• Exercise objective
Copy every line of the following material verbatim, without altering any character.

====== Entries provided

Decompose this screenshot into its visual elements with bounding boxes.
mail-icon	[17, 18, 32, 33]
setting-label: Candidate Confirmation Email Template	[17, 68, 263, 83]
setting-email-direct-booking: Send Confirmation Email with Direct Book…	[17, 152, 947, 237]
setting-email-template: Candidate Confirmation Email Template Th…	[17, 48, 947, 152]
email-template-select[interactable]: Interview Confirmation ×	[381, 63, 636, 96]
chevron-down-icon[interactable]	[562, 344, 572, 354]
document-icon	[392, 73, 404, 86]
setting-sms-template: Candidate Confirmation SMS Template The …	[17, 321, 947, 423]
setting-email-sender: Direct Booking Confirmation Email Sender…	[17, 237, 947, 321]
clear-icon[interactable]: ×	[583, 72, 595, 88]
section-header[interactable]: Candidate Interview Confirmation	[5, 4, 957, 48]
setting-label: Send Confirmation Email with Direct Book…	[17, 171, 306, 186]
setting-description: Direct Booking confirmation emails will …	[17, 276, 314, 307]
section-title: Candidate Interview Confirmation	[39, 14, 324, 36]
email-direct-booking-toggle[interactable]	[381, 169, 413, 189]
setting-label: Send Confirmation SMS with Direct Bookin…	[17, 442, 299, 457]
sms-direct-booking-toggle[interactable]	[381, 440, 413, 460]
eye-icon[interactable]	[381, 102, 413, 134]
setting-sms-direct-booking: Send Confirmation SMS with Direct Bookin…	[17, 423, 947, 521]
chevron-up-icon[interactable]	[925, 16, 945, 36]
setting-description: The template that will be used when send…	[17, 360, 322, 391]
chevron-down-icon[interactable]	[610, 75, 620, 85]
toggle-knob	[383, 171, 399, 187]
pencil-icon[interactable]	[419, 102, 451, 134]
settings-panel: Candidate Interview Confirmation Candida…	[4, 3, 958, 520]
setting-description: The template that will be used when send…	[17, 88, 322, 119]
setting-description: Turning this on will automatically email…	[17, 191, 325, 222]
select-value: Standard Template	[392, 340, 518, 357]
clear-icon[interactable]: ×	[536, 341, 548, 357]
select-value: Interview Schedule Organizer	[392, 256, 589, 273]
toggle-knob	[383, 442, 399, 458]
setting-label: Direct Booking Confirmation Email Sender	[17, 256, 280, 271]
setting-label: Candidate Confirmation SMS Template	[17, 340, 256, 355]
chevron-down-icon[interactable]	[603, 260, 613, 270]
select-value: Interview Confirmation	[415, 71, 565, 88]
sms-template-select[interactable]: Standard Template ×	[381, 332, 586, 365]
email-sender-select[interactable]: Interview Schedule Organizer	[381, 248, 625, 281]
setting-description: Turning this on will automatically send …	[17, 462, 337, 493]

============

• Reply
Decompose this screenshot into its visual elements with bounding boxes.
mail-icon	[17, 18, 32, 33]
setting-label: Candidate Confirmation Email Template	[17, 68, 263, 83]
setting-email-direct-booking: Send Confirmation Email with Direct Book…	[17, 152, 947, 237]
setting-email-template: Candidate Confirmation Email Template Th…	[17, 48, 947, 152]
email-template-select[interactable]: Interview Confirmation ×	[381, 63, 636, 96]
chevron-down-icon[interactable]	[562, 344, 572, 354]
document-icon	[392, 73, 404, 86]
setting-sms-template: Candidate Confirmation SMS Template The …	[17, 321, 947, 423]
setting-email-sender: Direct Booking Confirmation Email Sender…	[17, 237, 947, 321]
clear-icon[interactable]: ×	[583, 72, 595, 88]
section-header[interactable]: Candidate Interview Confirmation	[5, 4, 957, 48]
setting-label: Send Confirmation Email with Direct Book…	[17, 171, 306, 186]
setting-description: Direct Booking confirmation emails will …	[17, 276, 314, 307]
section-title: Candidate Interview Confirmation	[39, 14, 324, 36]
email-direct-booking-toggle[interactable]	[381, 169, 413, 189]
setting-label: Send Confirmation SMS with Direct Bookin…	[17, 442, 299, 457]
sms-direct-booking-toggle[interactable]	[381, 440, 413, 460]
eye-icon[interactable]	[381, 102, 413, 134]
setting-sms-direct-booking: Send Confirmation SMS with Direct Bookin…	[17, 423, 947, 521]
chevron-up-icon[interactable]	[925, 16, 945, 36]
setting-description: The template that will be used when send…	[17, 360, 322, 391]
chevron-down-icon[interactable]	[610, 75, 620, 85]
toggle-knob	[383, 171, 399, 187]
pencil-icon[interactable]	[419, 102, 451, 134]
settings-panel: Candidate Interview Confirmation Candida…	[4, 3, 958, 520]
setting-description: The template that will be used when send…	[17, 88, 322, 119]
setting-description: Turning this on will automatically email…	[17, 191, 325, 222]
select-value: Standard Template	[392, 340, 518, 357]
clear-icon[interactable]: ×	[536, 341, 548, 357]
select-value: Interview Schedule Organizer	[392, 256, 589, 273]
toggle-knob	[383, 442, 399, 458]
setting-label: Direct Booking Confirmation Email Sender	[17, 256, 280, 271]
setting-label: Candidate Confirmation SMS Template	[17, 340, 256, 355]
chevron-down-icon[interactable]	[603, 260, 613, 270]
select-value: Interview Confirmation	[415, 71, 565, 88]
sms-template-select[interactable]: Standard Template ×	[381, 332, 586, 365]
email-sender-select[interactable]: Interview Schedule Organizer	[381, 248, 625, 281]
setting-description: Turning this on will automatically send …	[17, 462, 337, 493]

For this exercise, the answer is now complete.